Task - An exact reproduction of all the data is needed, with no images in it.
#### Data records ####
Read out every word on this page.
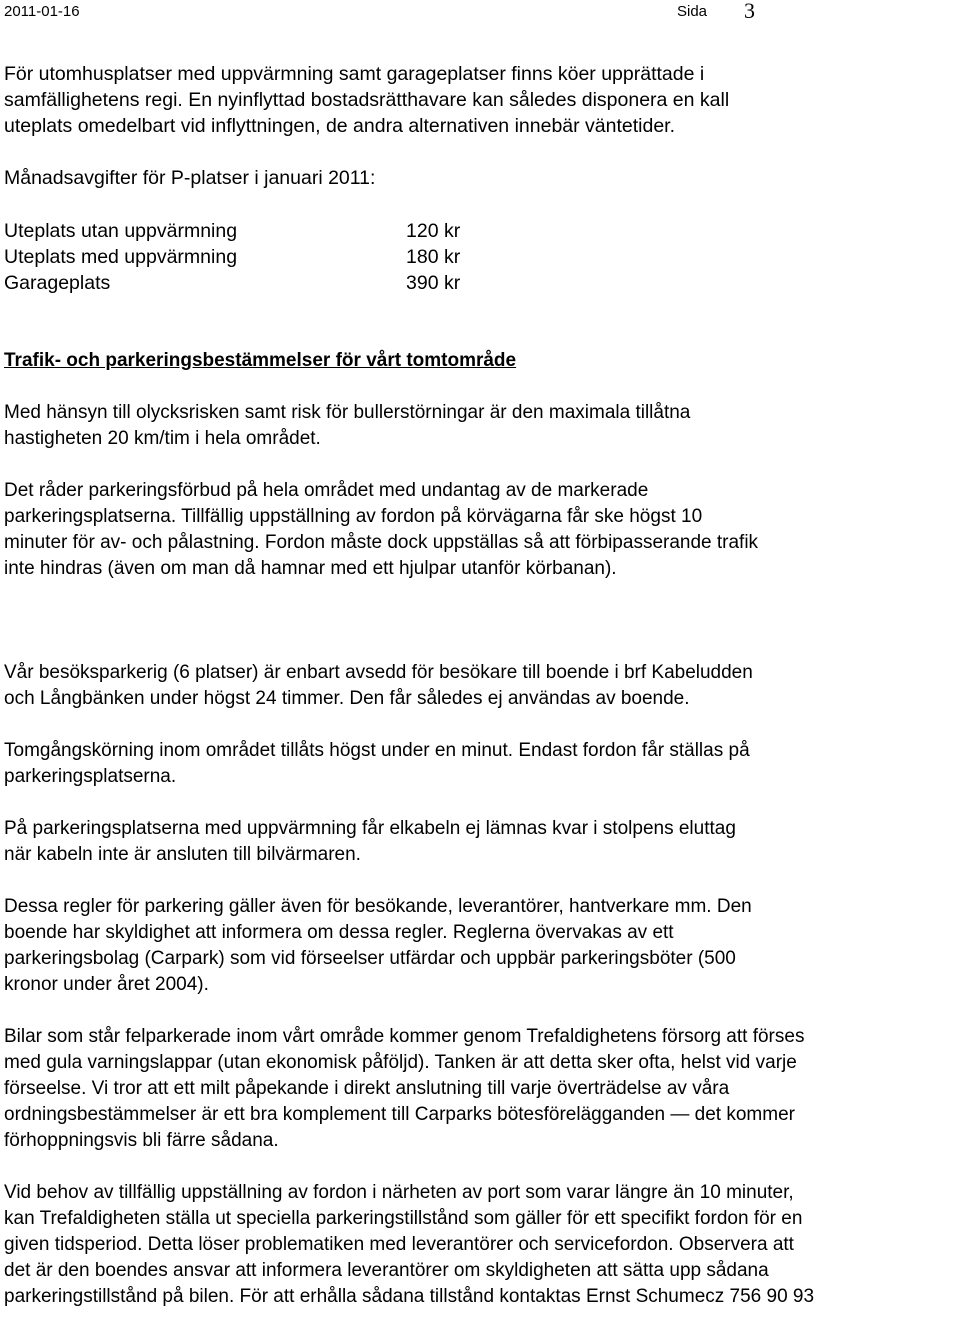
2011-01-16	Sida 3

För utomhusplatser med uppvärmning samt garageplatser finns köer upprättade i
samfällighetens regi. En nyinflyttad bostadsrätthavare kan således disponera en kall
uteplats omedelbart vid inflyttningen, de andra alternativen innebär väntetider.

Månadsavgifter för P-platser i januari 2011:

Uteplats utan uppvärmning	120 kr
Uteplats med uppvärmning	180 kr
Garageplats	390 kr
Trafik- och parkeringsbestämmelser för vårt tomtområde

Med hänsyn till olycksrisken samt risk för bullerstörningar är den maximala tillåtna
hastigheten 20 km/tim i hela området.

Det råder parkeringsförbud på hela området med undantag av de markerade
parkeringsplatserna. Tillfällig uppställning av fordon på körvägarna får ske högst 10
minuter för av- och pålastning. Fordon måste dock uppställas så att förbipasserande trafik
inte hindras (även om man då hamnar med ett hjulpar utanför körbanan).

Vår besöksparkerig (6 platser) är enbart avsedd för besökare till boende i brf Kabeludden
och Långbänken under högst 24 timmer. Den får således ej användas av boende.

Tomgångskörning inom området tillåts högst under en minut. Endast fordon får ställas på
parkeringsplatserna.

På parkeringsplatserna med uppvärmning får elkabeln ej lämnas kvar i stolpens eluttag
när kabeln inte är ansluten till bilvärmaren.

Dessa regler för parkering gäller även för besökande, leverantörer, hantverkare mm. Den
boende har skyldighet att informera om dessa regler. Reglerna övervakas av ett
parkeringsbolag (Carpark) som vid förseelser utfärdar och uppbär parkeringsböter (500
kronor under året 2004).

Bilar som står felparkerade inom vårt område kommer genom Trefaldighetens försorg att förses
med gula varningslappar (utan ekonomisk påföljd). Tanken är att detta sker ofta, helst vid varje
förseelse. Vi tror att ett milt påpekande i direkt anslutning till varje överträdelse av våra
ordningsbestämmelser är ett bra komplement till Carparks bötesförelägganden — det kommer
förhoppningsvis bli färre sådana.

Vid behov av tillfällig uppställning av fordon i närheten av port som varar längre än 10 minuter,
kan Trefaldigheten ställa ut speciella parkeringstillstånd som gäller för ett specifikt fordon för en
given tidsperiod. Detta löser problematiken med leverantörer och servicefordon. Observera att
det är den boendes ansvar att informera leverantörer om skyldigheten att sätta upp sådana
parkeringstillstånd på bilen. För att erhålla sådana tillstånd kontaktas Ernst Schumecz 756 90 93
####
Result below -
Read out every word on this page.
2011-01-16	Sida 3

För utomhusplatser med uppvärmning samt garageplatser finns köer upprättade i
samfällighetens regi. En nyinflyttad bostadsrätthavare kan således disponera en kall
uteplats omedelbart vid inflyttningen, de andra alternativen innebär väntetider.

Månadsavgifter för P-platser i januari 2011:

Uteplats utan uppvärmning	120 kr
Uteplats med uppvärmning	180 kr
Garageplats	390 kr
Trafik- och parkeringsbestämmelser för vårt tomtområde

Med hänsyn till olycksrisken samt risk för bullerstörningar är den maximala tillåtna
hastigheten 20 km/tim i hela området.

Det råder parkeringsförbud på hela området med undantag av de markerade
parkeringsplatserna. Tillfällig uppställning av fordon på körvägarna får ske högst 10
minuter för av- och pålastning. Fordon måste dock uppställas så att förbipasserande trafik
inte hindras (även om man då hamnar med ett hjulpar utanför körbanan).

Vår besöksparkerig (6 platser) är enbart avsedd för besökare till boende i brf Kabeludden
och Långbänken under högst 24 timmer. Den får således ej användas av boende.

Tomgångskörning inom området tillåts högst under en minut. Endast fordon får ställas på
parkeringsplatserna.

På parkeringsplatserna med uppvärmning får elkabeln ej lämnas kvar i stolpens eluttag
när kabeln inte är ansluten till bilvärmaren.

Dessa regler för parkering gäller även för besökande, leverantörer, hantverkare mm. Den
boende har skyldighet att informera om dessa regler. Reglerna övervakas av ett
parkeringsbolag (Carpark) som vid förseelser utfärdar och uppbär parkeringsböter (500
kronor under året 2004).

Bilar som står felparkerade inom vårt område kommer genom Trefaldighetens försorg att förses
med gula varningslappar (utan ekonomisk påföljd). Tanken är att detta sker ofta, helst vid varje
förseelse. Vi tror att ett milt påpekande i direkt anslutning till varje överträdelse av våra
ordningsbestämmelser är ett bra komplement till Carparks bötesförelägganden — det kommer
förhoppningsvis bli färre sådana.

Vid behov av tillfällig uppställning av fordon i närheten av port som varar längre än 10 minuter,
kan Trefaldigheten ställa ut speciella parkeringstillstånd som gäller för ett specifikt fordon för en
given tidsperiod. Detta löser problematiken med leverantörer och servicefordon. Observera att
det är den boendes ansvar att informera leverantörer om skyldigheten att sätta upp sådana
parkeringstillstånd på bilen. För att erhålla sådana tillstånd kontaktas Ernst Schumecz 756 90 93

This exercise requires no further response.